[Entries from a dataset]
------

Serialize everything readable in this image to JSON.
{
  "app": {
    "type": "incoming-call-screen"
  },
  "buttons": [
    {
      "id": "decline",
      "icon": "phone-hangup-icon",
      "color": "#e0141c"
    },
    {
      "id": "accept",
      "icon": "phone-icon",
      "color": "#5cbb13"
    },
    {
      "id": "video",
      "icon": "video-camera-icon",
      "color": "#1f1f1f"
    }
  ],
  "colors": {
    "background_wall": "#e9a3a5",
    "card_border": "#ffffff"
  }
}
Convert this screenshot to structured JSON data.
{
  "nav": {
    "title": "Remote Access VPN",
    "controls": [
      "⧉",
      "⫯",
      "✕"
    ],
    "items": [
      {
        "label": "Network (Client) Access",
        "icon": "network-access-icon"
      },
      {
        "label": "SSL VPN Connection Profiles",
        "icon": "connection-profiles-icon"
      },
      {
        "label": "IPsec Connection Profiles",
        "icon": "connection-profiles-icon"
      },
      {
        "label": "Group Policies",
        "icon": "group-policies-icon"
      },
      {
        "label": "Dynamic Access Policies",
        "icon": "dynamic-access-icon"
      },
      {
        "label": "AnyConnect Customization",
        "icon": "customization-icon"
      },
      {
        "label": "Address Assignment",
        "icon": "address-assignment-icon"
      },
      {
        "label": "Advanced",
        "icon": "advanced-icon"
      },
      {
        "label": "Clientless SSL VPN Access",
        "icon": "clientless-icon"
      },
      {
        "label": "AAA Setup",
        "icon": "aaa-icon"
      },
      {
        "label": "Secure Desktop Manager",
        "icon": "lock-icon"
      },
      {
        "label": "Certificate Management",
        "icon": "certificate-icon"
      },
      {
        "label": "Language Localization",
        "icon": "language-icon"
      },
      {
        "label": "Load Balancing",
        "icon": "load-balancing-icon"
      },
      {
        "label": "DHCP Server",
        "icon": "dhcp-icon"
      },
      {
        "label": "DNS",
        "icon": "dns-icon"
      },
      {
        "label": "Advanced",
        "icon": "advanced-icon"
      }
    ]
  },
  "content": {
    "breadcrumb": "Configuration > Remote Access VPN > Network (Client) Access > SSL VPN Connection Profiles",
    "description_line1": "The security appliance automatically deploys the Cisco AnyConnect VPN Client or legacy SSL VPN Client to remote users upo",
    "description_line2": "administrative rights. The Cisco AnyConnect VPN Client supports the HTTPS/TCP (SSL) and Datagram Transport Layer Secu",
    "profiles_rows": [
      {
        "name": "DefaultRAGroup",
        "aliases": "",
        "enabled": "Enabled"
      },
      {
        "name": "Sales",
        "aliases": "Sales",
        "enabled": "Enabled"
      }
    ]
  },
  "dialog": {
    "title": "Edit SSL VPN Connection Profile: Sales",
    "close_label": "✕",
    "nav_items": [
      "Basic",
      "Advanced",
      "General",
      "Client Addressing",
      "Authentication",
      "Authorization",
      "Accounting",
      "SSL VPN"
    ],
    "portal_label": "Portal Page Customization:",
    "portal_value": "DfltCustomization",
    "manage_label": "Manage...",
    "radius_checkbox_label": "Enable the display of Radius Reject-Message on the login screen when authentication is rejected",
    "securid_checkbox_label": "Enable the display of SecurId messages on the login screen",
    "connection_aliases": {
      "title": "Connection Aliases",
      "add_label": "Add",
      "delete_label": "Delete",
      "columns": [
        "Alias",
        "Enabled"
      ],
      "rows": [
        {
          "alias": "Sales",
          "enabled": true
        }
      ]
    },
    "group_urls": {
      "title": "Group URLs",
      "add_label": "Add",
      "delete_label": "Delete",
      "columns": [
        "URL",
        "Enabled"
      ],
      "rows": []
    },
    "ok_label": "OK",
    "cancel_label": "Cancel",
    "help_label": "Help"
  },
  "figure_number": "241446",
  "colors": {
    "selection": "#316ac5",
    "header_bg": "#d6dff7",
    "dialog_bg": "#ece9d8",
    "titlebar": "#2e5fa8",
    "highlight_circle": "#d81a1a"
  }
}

------

- **STATED EXERCISE**: From the data, collect all lines where the string "Sales" appears.

- **FINISHED EXERCISE**:
        "name": "Sales",
        "aliases": "Sales",
    "title": "Edit SSL VPN Connection Profile: Sales",
          "alias": "Sales",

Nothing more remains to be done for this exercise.